## Written task
Reproduce the full listing below line for line, changing nothing.
——
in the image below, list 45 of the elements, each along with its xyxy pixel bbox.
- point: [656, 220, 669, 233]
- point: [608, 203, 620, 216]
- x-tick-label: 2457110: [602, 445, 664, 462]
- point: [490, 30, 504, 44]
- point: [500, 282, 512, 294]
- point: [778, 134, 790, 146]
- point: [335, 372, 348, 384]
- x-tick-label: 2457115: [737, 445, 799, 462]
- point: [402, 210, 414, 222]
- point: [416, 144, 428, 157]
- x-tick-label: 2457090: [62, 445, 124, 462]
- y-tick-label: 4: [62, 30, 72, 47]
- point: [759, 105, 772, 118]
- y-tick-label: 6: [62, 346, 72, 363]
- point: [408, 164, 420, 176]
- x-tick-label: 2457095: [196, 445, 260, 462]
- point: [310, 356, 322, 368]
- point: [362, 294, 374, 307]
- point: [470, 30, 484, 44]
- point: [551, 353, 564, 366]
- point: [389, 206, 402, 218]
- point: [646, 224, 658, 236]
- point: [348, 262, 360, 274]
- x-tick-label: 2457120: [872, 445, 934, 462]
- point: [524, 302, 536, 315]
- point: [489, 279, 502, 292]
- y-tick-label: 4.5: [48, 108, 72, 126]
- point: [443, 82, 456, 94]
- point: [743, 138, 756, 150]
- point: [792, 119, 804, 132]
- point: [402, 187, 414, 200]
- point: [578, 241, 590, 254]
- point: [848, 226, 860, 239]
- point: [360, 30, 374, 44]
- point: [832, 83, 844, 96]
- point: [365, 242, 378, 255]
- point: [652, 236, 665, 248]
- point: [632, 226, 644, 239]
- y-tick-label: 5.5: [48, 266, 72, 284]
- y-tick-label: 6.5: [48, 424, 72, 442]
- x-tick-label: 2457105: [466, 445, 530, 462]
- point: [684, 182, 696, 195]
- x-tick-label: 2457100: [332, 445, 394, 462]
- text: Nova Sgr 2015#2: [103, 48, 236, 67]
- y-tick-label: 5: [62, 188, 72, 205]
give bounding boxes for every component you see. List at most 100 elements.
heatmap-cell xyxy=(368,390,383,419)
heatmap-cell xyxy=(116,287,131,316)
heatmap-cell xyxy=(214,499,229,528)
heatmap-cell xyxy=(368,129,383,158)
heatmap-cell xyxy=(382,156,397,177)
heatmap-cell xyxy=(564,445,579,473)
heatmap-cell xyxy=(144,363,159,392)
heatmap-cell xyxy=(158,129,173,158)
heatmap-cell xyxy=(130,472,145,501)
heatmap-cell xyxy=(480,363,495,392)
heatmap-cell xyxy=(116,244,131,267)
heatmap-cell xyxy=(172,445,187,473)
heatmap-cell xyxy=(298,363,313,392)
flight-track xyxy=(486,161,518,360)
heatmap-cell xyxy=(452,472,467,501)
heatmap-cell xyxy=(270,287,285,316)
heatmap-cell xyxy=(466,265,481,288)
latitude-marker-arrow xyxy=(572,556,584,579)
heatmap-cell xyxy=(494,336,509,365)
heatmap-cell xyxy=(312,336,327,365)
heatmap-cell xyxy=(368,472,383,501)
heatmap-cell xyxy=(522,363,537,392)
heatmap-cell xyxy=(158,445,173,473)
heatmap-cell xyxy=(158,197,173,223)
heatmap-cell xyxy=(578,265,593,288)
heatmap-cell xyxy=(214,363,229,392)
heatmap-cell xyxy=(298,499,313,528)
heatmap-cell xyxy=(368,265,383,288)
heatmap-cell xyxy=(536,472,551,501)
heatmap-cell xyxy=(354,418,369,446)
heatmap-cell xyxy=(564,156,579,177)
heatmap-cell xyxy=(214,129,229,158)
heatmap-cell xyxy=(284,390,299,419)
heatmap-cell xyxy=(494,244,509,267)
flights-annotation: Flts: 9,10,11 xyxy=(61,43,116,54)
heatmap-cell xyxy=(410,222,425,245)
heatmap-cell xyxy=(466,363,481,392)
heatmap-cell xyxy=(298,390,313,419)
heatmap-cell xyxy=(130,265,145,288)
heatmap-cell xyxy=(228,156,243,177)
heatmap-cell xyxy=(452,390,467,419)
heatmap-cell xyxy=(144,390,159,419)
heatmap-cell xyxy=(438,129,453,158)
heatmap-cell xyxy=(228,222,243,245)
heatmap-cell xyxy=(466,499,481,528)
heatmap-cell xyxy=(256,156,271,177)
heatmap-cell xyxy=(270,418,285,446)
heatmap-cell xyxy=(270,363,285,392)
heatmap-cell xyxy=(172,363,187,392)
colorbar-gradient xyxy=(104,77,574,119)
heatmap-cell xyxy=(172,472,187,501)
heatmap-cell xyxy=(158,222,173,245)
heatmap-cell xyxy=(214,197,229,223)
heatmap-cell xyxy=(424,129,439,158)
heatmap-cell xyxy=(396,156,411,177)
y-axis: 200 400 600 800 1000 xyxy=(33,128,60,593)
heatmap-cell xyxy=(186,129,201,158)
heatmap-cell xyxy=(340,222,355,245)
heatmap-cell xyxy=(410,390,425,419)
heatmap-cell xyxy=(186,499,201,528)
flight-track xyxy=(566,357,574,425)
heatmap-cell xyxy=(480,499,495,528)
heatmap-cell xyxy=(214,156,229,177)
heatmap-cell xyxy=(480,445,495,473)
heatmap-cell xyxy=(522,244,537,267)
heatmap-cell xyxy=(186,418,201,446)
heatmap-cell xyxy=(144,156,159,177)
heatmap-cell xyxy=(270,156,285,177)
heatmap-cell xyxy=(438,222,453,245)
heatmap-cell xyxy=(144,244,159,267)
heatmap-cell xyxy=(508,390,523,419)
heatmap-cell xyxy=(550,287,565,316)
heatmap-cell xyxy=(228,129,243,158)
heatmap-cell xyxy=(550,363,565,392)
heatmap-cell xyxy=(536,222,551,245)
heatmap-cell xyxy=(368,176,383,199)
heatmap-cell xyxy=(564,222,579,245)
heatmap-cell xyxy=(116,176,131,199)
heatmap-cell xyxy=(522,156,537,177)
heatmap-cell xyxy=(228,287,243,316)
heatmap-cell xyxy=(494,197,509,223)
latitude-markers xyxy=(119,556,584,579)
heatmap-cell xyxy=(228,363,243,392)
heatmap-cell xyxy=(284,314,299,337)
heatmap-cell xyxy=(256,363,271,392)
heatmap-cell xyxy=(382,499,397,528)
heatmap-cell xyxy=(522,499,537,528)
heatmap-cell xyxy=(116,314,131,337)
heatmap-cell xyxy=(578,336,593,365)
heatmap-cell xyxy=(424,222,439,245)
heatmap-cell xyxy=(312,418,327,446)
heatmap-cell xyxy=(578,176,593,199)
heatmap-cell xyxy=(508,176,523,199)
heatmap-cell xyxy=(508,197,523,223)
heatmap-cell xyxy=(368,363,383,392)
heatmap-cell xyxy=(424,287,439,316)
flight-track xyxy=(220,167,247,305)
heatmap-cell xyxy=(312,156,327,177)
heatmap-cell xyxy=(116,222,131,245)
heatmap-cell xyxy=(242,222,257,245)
——
## Exercise response
in the image below, list 45 of the elements, each along with its xyxy pixel bbox.
- point: [656, 220, 669, 233]
- point: [608, 203, 620, 216]
- x-tick-label: 2457110: [602, 445, 664, 462]
- point: [490, 30, 504, 44]
- point: [500, 282, 512, 294]
- point: [778, 134, 790, 146]
- point: [335, 372, 348, 384]
- x-tick-label: 2457115: [737, 445, 799, 462]
- point: [402, 210, 414, 222]
- point: [416, 144, 428, 157]
- x-tick-label: 2457090: [62, 445, 124, 462]
- y-tick-label: 4: [62, 30, 72, 47]
- point: [759, 105, 772, 118]
- y-tick-label: 6: [62, 346, 72, 363]
- point: [408, 164, 420, 176]
- x-tick-label: 2457095: [196, 445, 260, 462]
- point: [310, 356, 322, 368]
- point: [362, 294, 374, 307]
- point: [470, 30, 484, 44]
- point: [551, 353, 564, 366]
- point: [389, 206, 402, 218]
- point: [646, 224, 658, 236]
- point: [348, 262, 360, 274]
- x-tick-label: 2457120: [872, 445, 934, 462]
- point: [524, 302, 536, 315]
- point: [489, 279, 502, 292]
- y-tick-label: 4.5: [48, 108, 72, 126]
- point: [443, 82, 456, 94]
- point: [743, 138, 756, 150]
- point: [792, 119, 804, 132]
- point: [402, 187, 414, 200]
- point: [578, 241, 590, 254]
- point: [848, 226, 860, 239]
- point: [360, 30, 374, 44]
- point: [832, 83, 844, 96]
- point: [365, 242, 378, 255]
- point: [652, 236, 665, 248]
- point: [632, 226, 644, 239]
- y-tick-label: 5.5: [48, 266, 72, 284]
- y-tick-label: 6.5: [48, 424, 72, 442]
- x-tick-label: 2457105: [466, 445, 530, 462]
- point: [684, 182, 696, 195]
- x-tick-label: 2457100: [332, 445, 394, 462]
- text: Nova Sgr 2015#2: [103, 48, 236, 67]
- y-tick-label: 5: [62, 188, 72, 205]
give bounding boxes for every component you see. List at most 100 elements.
heatmap-cell xyxy=(368,390,383,419)
heatmap-cell xyxy=(116,287,131,316)
heatmap-cell xyxy=(214,499,229,528)
heatmap-cell xyxy=(368,129,383,158)
heatmap-cell xyxy=(382,156,397,177)
heatmap-cell xyxy=(564,445,579,473)
heatmap-cell xyxy=(144,363,159,392)
heatmap-cell xyxy=(158,129,173,158)
heatmap-cell xyxy=(130,472,145,501)
heatmap-cell xyxy=(480,363,495,392)
heatmap-cell xyxy=(116,244,131,267)
heatmap-cell xyxy=(172,445,187,473)
heatmap-cell xyxy=(298,363,313,392)
flight-track xyxy=(486,161,518,360)
heatmap-cell xyxy=(452,472,467,501)
heatmap-cell xyxy=(270,287,285,316)
heatmap-cell xyxy=(466,265,481,288)
latitude-marker-arrow xyxy=(572,556,584,579)
heatmap-cell xyxy=(494,336,509,365)
heatmap-cell xyxy=(312,336,327,365)
heatmap-cell xyxy=(368,472,383,501)
heatmap-cell xyxy=(522,363,537,392)
heatmap-cell xyxy=(158,445,173,473)
heatmap-cell xyxy=(158,197,173,223)
heatmap-cell xyxy=(578,265,593,288)
heatmap-cell xyxy=(214,363,229,392)
heatmap-cell xyxy=(298,499,313,528)
heatmap-cell xyxy=(368,265,383,288)
heatmap-cell xyxy=(536,472,551,501)
heatmap-cell xyxy=(354,418,369,446)
heatmap-cell xyxy=(564,156,579,177)
heatmap-cell xyxy=(214,129,229,158)
heatmap-cell xyxy=(284,390,299,419)
heatmap-cell xyxy=(494,244,509,267)
flights-annotation: Flts: 9,10,11 xyxy=(61,43,116,54)
heatmap-cell xyxy=(410,222,425,245)
heatmap-cell xyxy=(466,363,481,392)
heatmap-cell xyxy=(298,390,313,419)
heatmap-cell xyxy=(130,265,145,288)
heatmap-cell xyxy=(228,156,243,177)
heatmap-cell xyxy=(452,390,467,419)
heatmap-cell xyxy=(144,390,159,419)
heatmap-cell xyxy=(438,129,453,158)
heatmap-cell xyxy=(228,222,243,245)
heatmap-cell xyxy=(466,499,481,528)
heatmap-cell xyxy=(256,156,271,177)
heatmap-cell xyxy=(270,418,285,446)
heatmap-cell xyxy=(270,363,285,392)
heatmap-cell xyxy=(172,363,187,392)
colorbar-gradient xyxy=(104,77,574,119)
heatmap-cell xyxy=(172,472,187,501)
heatmap-cell xyxy=(158,222,173,245)
heatmap-cell xyxy=(214,197,229,223)
heatmap-cell xyxy=(424,129,439,158)
heatmap-cell xyxy=(396,156,411,177)
y-axis: 200 400 600 800 1000 xyxy=(33,128,60,593)
heatmap-cell xyxy=(186,129,201,158)
heatmap-cell xyxy=(340,222,355,245)
heatmap-cell xyxy=(410,390,425,419)
heatmap-cell xyxy=(186,499,201,528)
flight-track xyxy=(566,357,574,425)
heatmap-cell xyxy=(480,499,495,528)
heatmap-cell xyxy=(214,156,229,177)
heatmap-cell xyxy=(480,445,495,473)
heatmap-cell xyxy=(522,244,537,267)
heatmap-cell xyxy=(186,418,201,446)
heatmap-cell xyxy=(144,156,159,177)
heatmap-cell xyxy=(270,156,285,177)
heatmap-cell xyxy=(438,222,453,245)
heatmap-cell xyxy=(144,244,159,267)
heatmap-cell xyxy=(508,390,523,419)
heatmap-cell xyxy=(550,287,565,316)
heatmap-cell xyxy=(228,129,243,158)
heatmap-cell xyxy=(550,363,565,392)
heatmap-cell xyxy=(536,222,551,245)
heatmap-cell xyxy=(368,176,383,199)
heatmap-cell xyxy=(564,222,579,245)
heatmap-cell xyxy=(116,176,131,199)
heatmap-cell xyxy=(522,156,537,177)
heatmap-cell xyxy=(228,287,243,316)
heatmap-cell xyxy=(494,197,509,223)
latitude-markers xyxy=(119,556,584,579)
heatmap-cell xyxy=(228,363,243,392)
heatmap-cell xyxy=(284,314,299,337)
heatmap-cell xyxy=(256,363,271,392)
heatmap-cell xyxy=(382,499,397,528)
heatmap-cell xyxy=(522,499,537,528)
heatmap-cell xyxy=(116,314,131,337)
heatmap-cell xyxy=(578,336,593,365)
heatmap-cell xyxy=(424,222,439,245)
heatmap-cell xyxy=(312,418,327,446)
heatmap-cell xyxy=(578,176,593,199)
heatmap-cell xyxy=(508,176,523,199)
heatmap-cell xyxy=(508,197,523,223)
heatmap-cell xyxy=(368,363,383,392)
heatmap-cell xyxy=(424,287,439,316)
flight-track xyxy=(220,167,247,305)
heatmap-cell xyxy=(312,156,327,177)
heatmap-cell xyxy=(116,222,131,245)
heatmap-cell xyxy=(242,222,257,245)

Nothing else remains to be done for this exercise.